- [EXERCISE REQUIREMENTS] Repeat the entire listing exactly as written.

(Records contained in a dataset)
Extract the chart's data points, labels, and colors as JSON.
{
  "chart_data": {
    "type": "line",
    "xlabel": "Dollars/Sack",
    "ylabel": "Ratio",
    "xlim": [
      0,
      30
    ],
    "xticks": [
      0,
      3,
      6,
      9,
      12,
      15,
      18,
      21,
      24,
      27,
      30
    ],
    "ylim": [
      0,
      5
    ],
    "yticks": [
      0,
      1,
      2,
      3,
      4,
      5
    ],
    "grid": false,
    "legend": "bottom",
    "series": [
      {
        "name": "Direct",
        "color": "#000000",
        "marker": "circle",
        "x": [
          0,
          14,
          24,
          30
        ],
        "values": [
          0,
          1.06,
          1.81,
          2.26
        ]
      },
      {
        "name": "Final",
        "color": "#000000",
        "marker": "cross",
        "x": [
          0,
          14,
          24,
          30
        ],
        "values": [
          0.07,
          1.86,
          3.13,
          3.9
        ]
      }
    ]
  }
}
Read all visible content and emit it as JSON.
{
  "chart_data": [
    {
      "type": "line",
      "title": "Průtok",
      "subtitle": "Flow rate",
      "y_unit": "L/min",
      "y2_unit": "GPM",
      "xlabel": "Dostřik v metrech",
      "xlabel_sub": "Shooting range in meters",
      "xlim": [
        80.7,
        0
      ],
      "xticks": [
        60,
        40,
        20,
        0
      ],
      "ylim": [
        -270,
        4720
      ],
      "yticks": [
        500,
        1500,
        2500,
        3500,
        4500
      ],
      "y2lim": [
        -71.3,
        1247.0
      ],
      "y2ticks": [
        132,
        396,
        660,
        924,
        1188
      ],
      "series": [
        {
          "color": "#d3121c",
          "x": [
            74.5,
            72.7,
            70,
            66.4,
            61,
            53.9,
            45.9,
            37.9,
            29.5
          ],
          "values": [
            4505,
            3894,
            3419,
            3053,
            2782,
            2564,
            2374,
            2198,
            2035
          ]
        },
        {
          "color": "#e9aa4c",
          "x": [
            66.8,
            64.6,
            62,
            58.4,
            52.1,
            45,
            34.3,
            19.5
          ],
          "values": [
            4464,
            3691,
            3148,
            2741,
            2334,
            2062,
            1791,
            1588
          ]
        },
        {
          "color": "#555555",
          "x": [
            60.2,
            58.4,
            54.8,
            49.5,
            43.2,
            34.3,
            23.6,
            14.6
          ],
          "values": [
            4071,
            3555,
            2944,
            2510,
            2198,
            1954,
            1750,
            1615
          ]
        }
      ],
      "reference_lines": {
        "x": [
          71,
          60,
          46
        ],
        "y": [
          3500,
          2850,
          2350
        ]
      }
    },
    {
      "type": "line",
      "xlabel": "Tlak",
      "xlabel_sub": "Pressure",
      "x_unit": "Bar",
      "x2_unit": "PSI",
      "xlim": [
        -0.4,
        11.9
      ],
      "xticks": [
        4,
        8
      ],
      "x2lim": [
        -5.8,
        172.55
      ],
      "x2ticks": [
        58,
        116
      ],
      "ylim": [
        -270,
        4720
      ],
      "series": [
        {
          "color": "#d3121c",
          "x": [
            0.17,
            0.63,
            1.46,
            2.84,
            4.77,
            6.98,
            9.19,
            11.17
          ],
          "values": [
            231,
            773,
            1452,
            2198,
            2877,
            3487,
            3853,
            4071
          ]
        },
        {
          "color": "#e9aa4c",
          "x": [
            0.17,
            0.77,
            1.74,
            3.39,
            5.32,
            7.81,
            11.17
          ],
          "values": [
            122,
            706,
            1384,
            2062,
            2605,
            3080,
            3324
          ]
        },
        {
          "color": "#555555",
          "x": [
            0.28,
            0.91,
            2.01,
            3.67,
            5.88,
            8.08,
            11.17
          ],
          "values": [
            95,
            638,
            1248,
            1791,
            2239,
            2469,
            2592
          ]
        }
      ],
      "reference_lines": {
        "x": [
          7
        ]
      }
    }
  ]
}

- [FINISHED TASK]
Extract the chart's data points, labels, and colors as JSON.
{
  "chart_data": {
    "type": "line",
    "xlabel": "Dollars/Sack",
    "ylabel": "Ratio",
    "xlim": [
      0,
      30
    ],
    "xticks": [
      0,
      3,
      6,
      9,
      12,
      15,
      18,
      21,
      24,
      27,
      30
    ],
    "ylim": [
      0,
      5
    ],
    "yticks": [
      0,
      1,
      2,
      3,
      4,
      5
    ],
    "grid": false,
    "legend": "bottom",
    "series": [
      {
        "name": "Direct",
        "color": "#000000",
        "marker": "circle",
        "x": [
          0,
          14,
          24,
          30
        ],
        "values": [
          0,
          1.06,
          1.81,
          2.26
        ]
      },
      {
        "name": "Final",
        "color": "#000000",
        "marker": "cross",
        "x": [
          0,
          14,
          24,
          30
        ],
        "values": [
          0.07,
          1.86,
          3.13,
          3.9
        ]
      }
    ]
  }
}
Read all visible content and emit it as JSON.
{
  "chart_data": [
    {
      "type": "line",
      "title": "Průtok",
      "subtitle": "Flow rate",
      "y_unit": "L/min",
      "y2_unit": "GPM",
      "xlabel": "Dostřik v metrech",
      "xlabel_sub": "Shooting range in meters",
      "xlim": [
        80.7,
        0
      ],
      "xticks": [
        60,
        40,
        20,
        0
      ],
      "ylim": [
        -270,
        4720
      ],
      "yticks": [
        500,
        1500,
        2500,
        3500,
        4500
      ],
      "y2lim": [
        -71.3,
        1247.0
      ],
      "y2ticks": [
        132,
        396,
        660,
        924,
        1188
      ],
      "series": [
        {
          "color": "#d3121c",
          "x": [
            74.5,
            72.7,
            70,
            66.4,
            61,
            53.9,
            45.9,
            37.9,
            29.5
          ],
          "values": [
            4505,
            3894,
            3419,
            3053,
            2782,
            2564,
            2374,
            2198,
            2035
          ]
        },
        {
          "color": "#e9aa4c",
          "x": [
            66.8,
            64.6,
            62,
            58.4,
            52.1,
            45,
            34.3,
            19.5
          ],
          "values": [
            4464,
            3691,
            3148,
            2741,
            2334,
            2062,
            1791,
            1588
          ]
        },
        {
          "color": "#555555",
          "x": [
            60.2,
            58.4,
            54.8,
            49.5,
            43.2,
            34.3,
            23.6,
            14.6
          ],
          "values": [
            4071,
            3555,
            2944,
            2510,
            2198,
            1954,
            1750,
            1615
          ]
        }
      ],
      "reference_lines": {
        "x": [
          71,
          60,
          46
        ],
        "y": [
          3500,
          2850,
          2350
        ]
      }
    },
    {
      "type": "line",
      "xlabel": "Tlak",
      "xlabel_sub": "Pressure",
      "x_unit": "Bar",
      "x2_unit": "PSI",
      "xlim": [
        -0.4,
        11.9
      ],
      "xticks": [
        4,
        8
      ],
      "x2lim": [
        -5.8,
        172.55
      ],
      "x2ticks": [
        58,
        116
      ],
      "ylim": [
        -270,
        4720
      ],
      "series": [
        {
          "color": "#d3121c",
          "x": [
            0.17,
            0.63,
            1.46,
            2.84,
            4.77,
            6.98,
            9.19,
            11.17
          ],
          "values": [
            231,
            773,
            1452,
            2198,
            2877,
            3487,
            3853,
            4071
          ]
        },
        {
          "color": "#e9aa4c",
          "x": [
            0.17,
            0.77,
            1.74,
            3.39,
            5.32,
            7.81,
            11.17
          ],
          "values": [
            122,
            706,
            1384,
            2062,
            2605,
            3080,
            3324
          ]
        },
        {
          "color": "#555555",
          "x": [
            0.28,
            0.91,
            2.01,
            3.67,
            5.88,
            8.08,
            11.17
          ],
          "values": [
            95,
            638,
            1248,
            1791,
            2239,
            2469,
            2592
          ]
        }
      ],
      "reference_lines": {
        "x": [
          7
        ]
      }
    }
  ]
}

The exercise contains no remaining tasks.